> **Pedidos**:
- 1) Responda com base na notícia sobre o julgamento do massacre do Carandiru:
(a) A quantos anos de prisão foram condenados os policiais?
(b) Por volta de que horas terminou o último dia do julgamento?
(c) Quem defende os 26 réus?
- 2) Dê seguimento à notícia sobre o julgamento do massacre do Carandiru a partir do ponto em que ela termina.

> **Documento de origem**:

——

O Tribunal do Júri condenou 23 dos 26 policiais militares acusados de matar 13 dos 111 detentos durante o massacre do Carandiru. Com pena de 12 anos de reclusão para cada homicídio, eles foram condenados a 156 anos de prisão, mas poderão recorrer da sentença em liberdade, de acordo com o juiz José Augusto Marzagão. Inicialmente, os réus responderiam por 15 mortes, mas duas foram descartadas do processo a pedido do Ministério Público. Uma das vítimas foi morta com armas brancas, o que afastou a suspeita de ação policial, e a outra em outro local do presídio. A Promotoria pediu também a absolvição de três policiais, que comprovaram estar em outros pontos do Carandiru no momento do massacre. Outros 53 policiais também serão julgados este ano pelo massacre, pois o julgamento foi dividido de acordo com o setor do presídio onde ocorreram as mortes.
O último dia do julgamento durou mais de 16 horas e foi encerrado por volta de 1h20 deste domingo, com a leitura da sentença pelo do juiz. Para chegar à sentença, os jurados tiveram de responder a mais de 200 páginas de questionários, devido ao número de réus e vítimas.
A advogada Ieda Ribeiro de Souza, que defende os 26 réus, informou que vai recorrer da decisão. Os policiais poderão aguardar o julgamento dos recursos em liberdade.
— (A condenação) não reflete a vontade da sociedade brasileira — disse a advogada, que acrescentou quando questionada sobre se a absolvição do coronel Ubiratan Guimarães pelo Órgão Especial do Tribunal de Justiça (TJ), após condenado pelo tribunal do júri, deveria ser estendida aos comandados dele:
— É um despropósito jurídico. Esse é o cunho político do julgamento.

——

> **Dados**:
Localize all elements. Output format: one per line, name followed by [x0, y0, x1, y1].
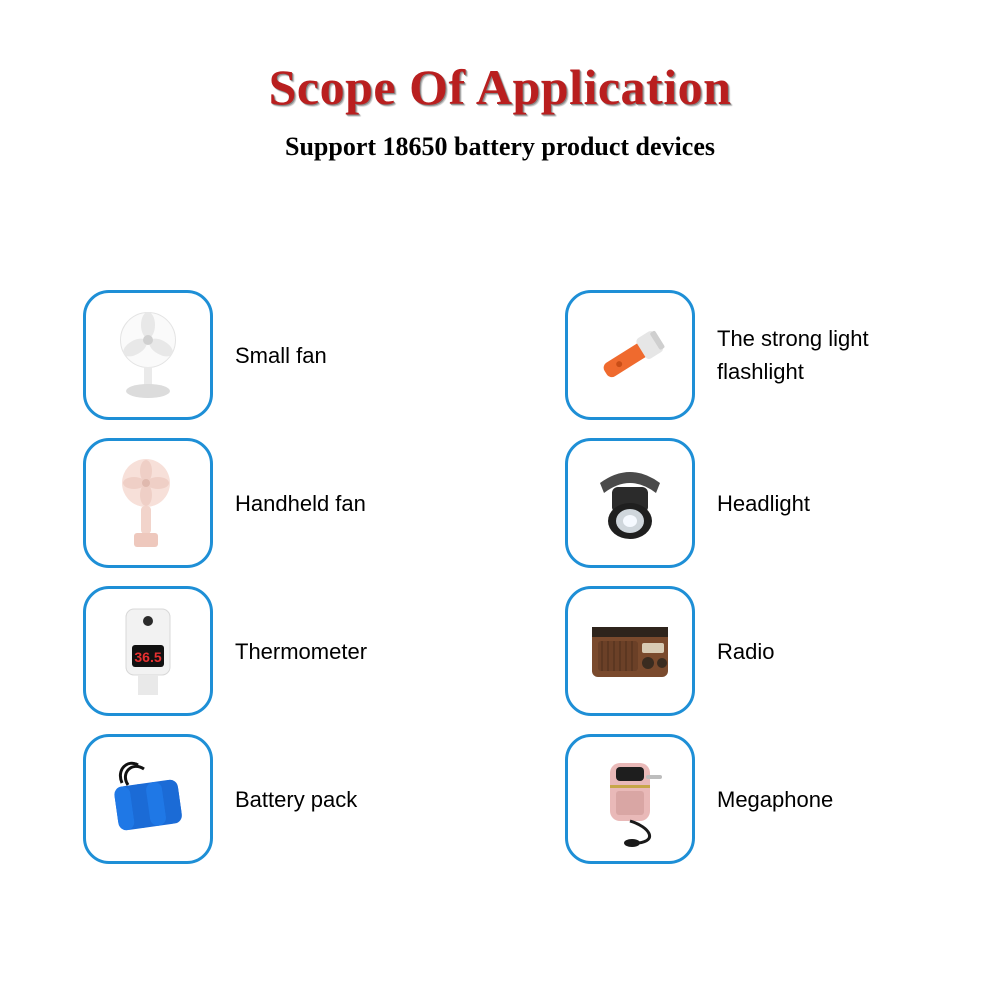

——

> **Resultados por tarefa**:
- 1)
(a) A 156 anos de prisão.
(b) Por volta de 1h20 do domingo.
(c) A advogada Ieda Ribeiro de Souza.

- 2)
O Ministério Público se disse satisfeito com a condenação e comentou que a punição foi adequada.
— Foi um trabalho baseado num estudo bastante aprofundado do processo — disse o promotor Fernando Pereira da Silva, que ainda vai analisar se há base ou não para uma futura acusação dos PMs absolvidos neste domingo.
Também responsável pela acusação, o promotor de Justiça Márcio Friggi fez questão de salientar que os 23 réus representam os “maus policiais”.
— Volto a reafirmar que a Polícia Militar é uma instituição gloriosa — disse Friggi, que acrescentou, ao comentar também sobre o júri do coronel Ubiratan Guimarães:
— O povo reconheceu sim a responsabilidade do coronel Ubiratan.
Foram condenados os policiais militares Ronaldo Ribeiro dos Santos, Aércio Dornellas Santos, Wlandekis Antonio Candido, Antonio Luiz Aparecido Marangoni, Joel Cantilio Dias , Pedro Paulo de Oliveira Marques, Gervásio Pereira dos Santos Filho, Marcos Antonio de Medeiros, Paulo Estevão de Melo, Roberto Yoshio Yoshikado, Fernando Trindade, Salvador Sarnelli, Argemiro Cândido, Haroldo Cândido, Elder Tarabori, Antonio Mauro Scarpa, Marcelo José de Lira, Roberto do Carmo Filho, Zaqueu Teixeira, Osvaldo Papa, Reinaldo Henrique de OIiveira, Sidnei Serafim dos Anjos e Marcos Ricardo Poloniato.
O julgamento dos 26 policiais militares começou na última segunda-feira, dia 15, depois de ser suspenso por uma semana, em razão do mal estar de dos jurados. Com isso, o juiz Marzagão teve de dissolver o conselho de jurados e convocar um novo júri.
Na quarta-feira, a sessão do juri foi suspensa, novamente por causa de um mal estar de um outro jurado, mas ele retornou ao tribunal e o julgamento pode continuar. Ao longo da semana foram ouvidas testemunhas e autoridades, como o ex-governador de São Paulo Luiz Antonio Fleury Filho, em cuja gestão ocorreu a invasão do presídio no dia 2 de outubro de 1992.
Promotor defendeu que réus fossem julgados de forma coletiva
Ontem, a sessão começou às 9h50 da manhã, com o promotor de Justiça Fernando Pereira da Silva apresentado os argumentos da acusação. Ele defendeu que a ação do grupo de policiais réus no processo fosse julgada coletivamente.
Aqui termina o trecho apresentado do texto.